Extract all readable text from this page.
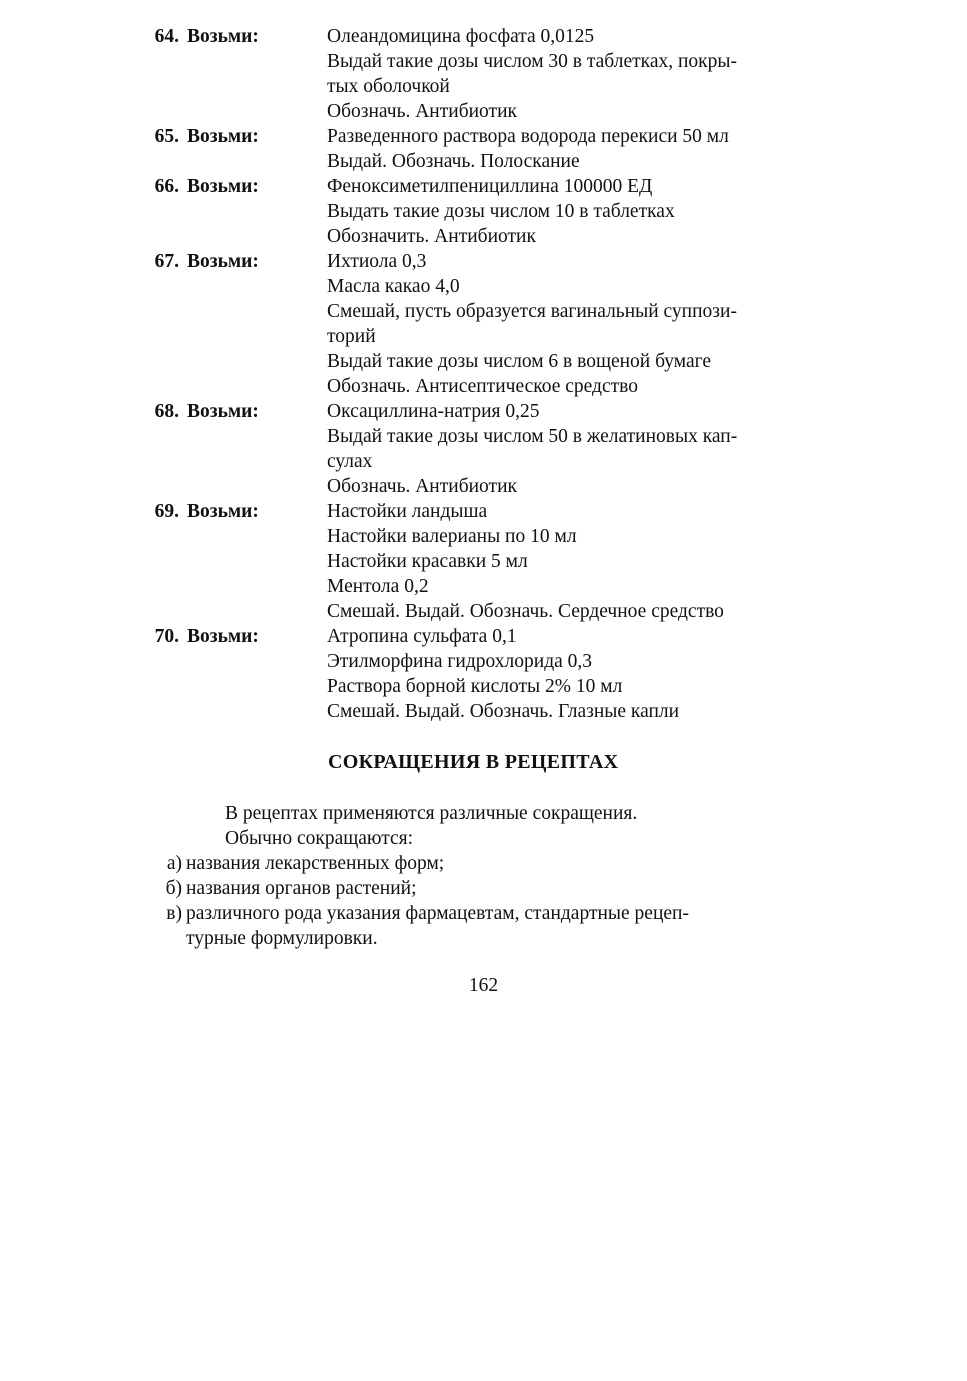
64. Возьми:	Олеандомицина фосфата 0,0125
Выдай такие дозы числом 30 в таблетках, покры-
тых оболочкой
Обозначь. Антибиотик
65. Возьми:	Разведенного раствора водорода перекиси 50 мл
Выдай. Обозначь. Полоскание
66. Возьми:	Феноксиметилпенициллина 100000 ЕД
Выдать такие дозы числом 10 в таблетках
Обозначить. Антибиотик
67. Возьми:	Ихтиола 0,3
Масла какао 4,0
Смешай, пусть образуется вагинальный суппози-
торий
Выдай такие дозы числом 6 в вощеной бумаге
Обозначь. Антисептическое средство
68. Возьми:	Оксациллина-натрия 0,25
Выдай такие дозы числом 50 в желатиновых кап-
сулах
Обозначь. Антибиотик
69. Возьми:	Настойки ландыша
Настойки валерианы по 10 мл
Настойки красавки 5 мл
Ментола 0,2
Смешай. Выдай. Обозначь. Сердечное средство
70. Возьми:	Атропина сульфата 0,1
Этилморфина гидрохлорида 0,3
Раствора борной кислоты 2% 10 мл
Смешай. Выдай. Обозначь. Глазные капли
СОКРАЩЕНИЯ В РЕЦЕПТАХ
В рецептах применяются различные сокращения.
Обычно сокращаются:
а) названия лекарственных форм;
б) названия органов растений;
в) различного рода указания фармацевтам, стандартные рецеп-
турные формулировки.
162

STATED PROBLEM: Go through the material above and copy each line that has the word "Обозначь".

CORRECT ANSWER:
Обозначь. Антибиотик
Выдай. Обозначь. Полоскание
Обозначь. Антисептическое средство
Обозначь. Антибиотик
Смешай. Выдай. Обозначь. Сердечное средство
Смешай. Выдай. Обозначь. Глазные капли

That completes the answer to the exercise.